EXERCISE DETAILS ▸ Gather, from the listing beneath this task, every line holding the string "Current".

Data entries for graphics ▸
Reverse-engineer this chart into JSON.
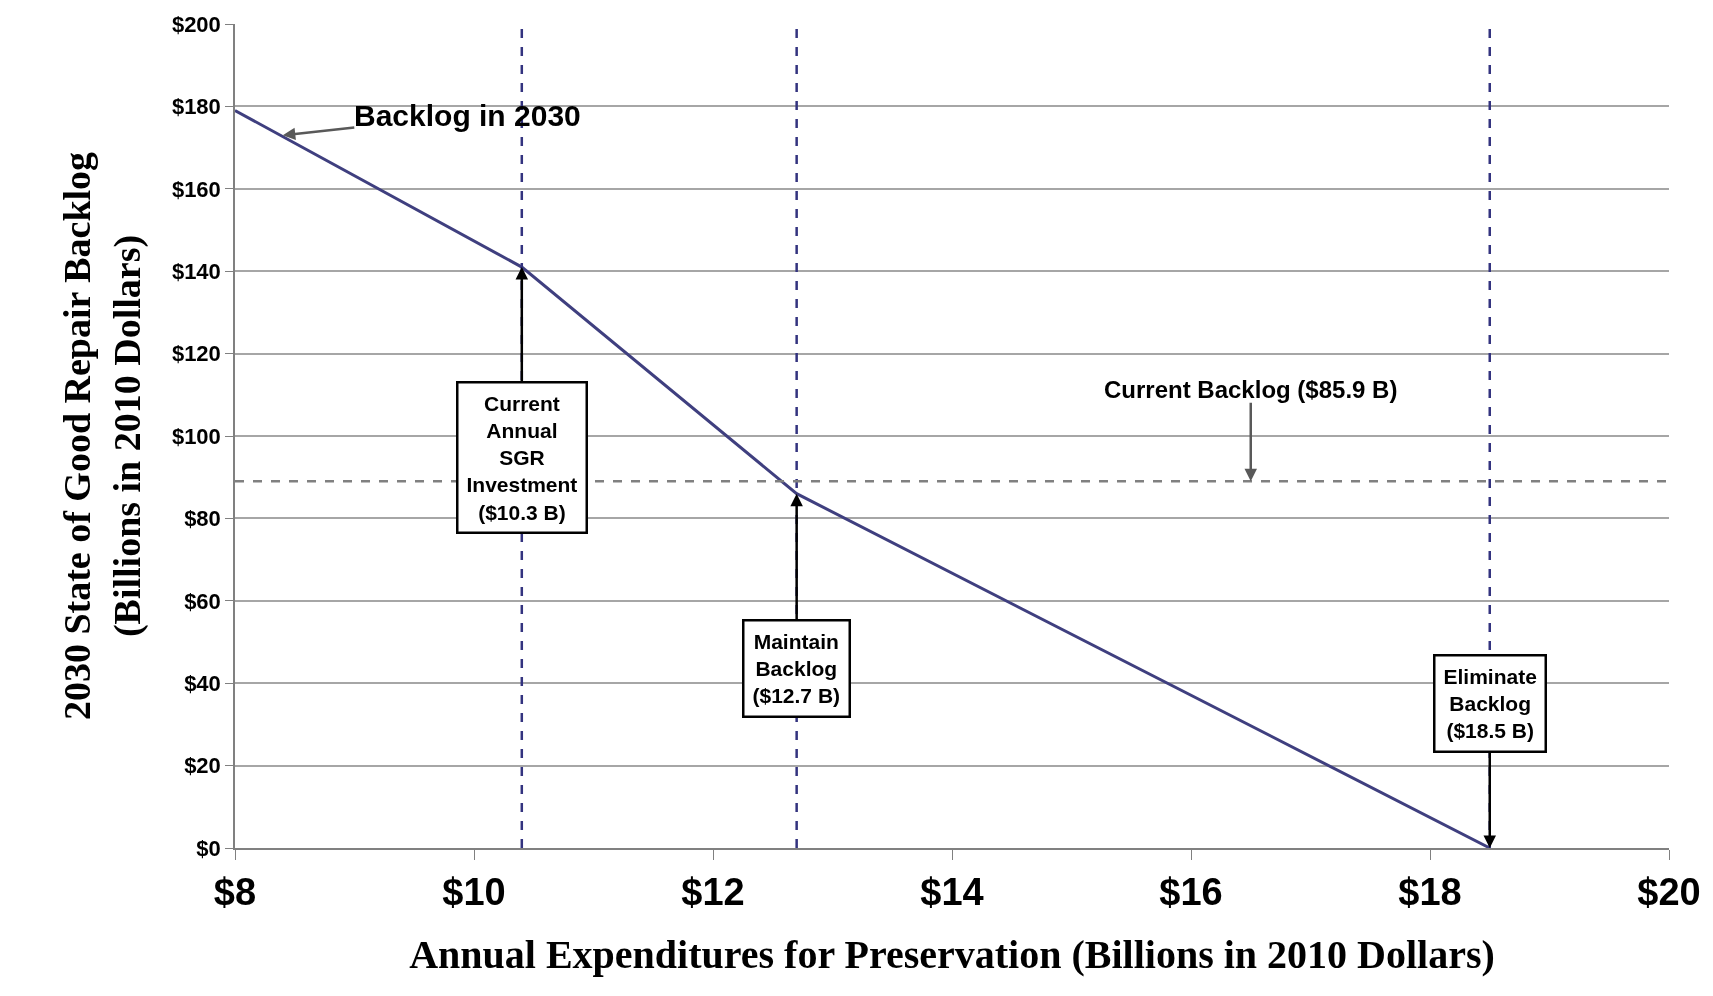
{
  "chart_data": {
    "type": "line",
    "xlabel": "Annual Expenditures for Preservation (Billions in 2010 Dollars)",
    "ylabel": "2030 State of Good Repair Backlog\n(Billions in 2010 Dollars)",
    "x": [
      8,
      10.4,
      12.7,
      18.5
    ],
    "series": [
      {
        "color": "#3f3f7f",
        "values": [
          179,
          141,
          86,
          0
        ]
      }
    ],
    "xlim": [
      8,
      20
    ],
    "xticks": [
      {
        "value": 8,
        "label": "$8"
      },
      {
        "value": 10,
        "label": "$10"
      },
      {
        "value": 12,
        "label": "$12"
      },
      {
        "value": 14,
        "label": "$14"
      },
      {
        "value": 16,
        "label": "$16"
      },
      {
        "value": 18,
        "label": "$18"
      },
      {
        "value": 20,
        "label": "$20"
      }
    ],
    "ylim": [
      0,
      200
    ],
    "yticks": [
      {
        "value": 0,
        "label": "$0"
      },
      {
        "value": 20,
        "label": "$20"
      },
      {
        "value": 40,
        "label": "$40"
      },
      {
        "value": 60,
        "label": "$60"
      },
      {
        "value": 80,
        "label": "$80"
      },
      {
        "value": 100,
        "label": "$100"
      },
      {
        "value": 120,
        "label": "$120"
      },
      {
        "value": 140,
        "label": "$140"
      },
      {
        "value": 160,
        "label": "$160"
      },
      {
        "value": 180,
        "label": "$180"
      },
      {
        "value": 200,
        "label": "$200"
      }
    ],
    "grid": "y",
    "legend": false,
    "marker": "none",
    "line_style": "solid",
    "ref_lines": [
      {
        "axis": "x",
        "value": 10.4,
        "color": "#33337f",
        "line_style": "dashed"
      },
      {
        "axis": "x",
        "value": 12.7,
        "color": "#33337f",
        "line_style": "dashed"
      },
      {
        "axis": "x",
        "value": 18.5,
        "color": "#33337f",
        "line_style": "dashed"
      },
      {
        "axis": "y",
        "value": 89,
        "color": "#808080",
        "line_style": "dashed"
      }
    ],
    "annotations": [
      {
        "text": "Backlog in 2030",
        "x": 8.4,
        "y": 173
      },
      {
        "text": "Current\nAnnual\nSGR\nInvestment\n($10.3 B)",
        "x": 10.4,
        "y": 141
      },
      {
        "text": "Current Backlog ($85.9 B)",
        "x": 16.5,
        "y": 89
      },
      {
        "text": "Maintain\nBacklog\n($12.7 B)",
        "x": 12.7,
        "y": 86
      },
      {
        "text": "Eliminate\nBacklog\n($18.5 B)",
        "x": 18.5,
        "y": 0
      }
    ]
  }
}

ANSWER TO THIS TASK ▸
        "text": "Current\nAnnual\nSGR\nInvestment\n($10.3 B)",
        "text": "Current Backlog ($85.9 B)",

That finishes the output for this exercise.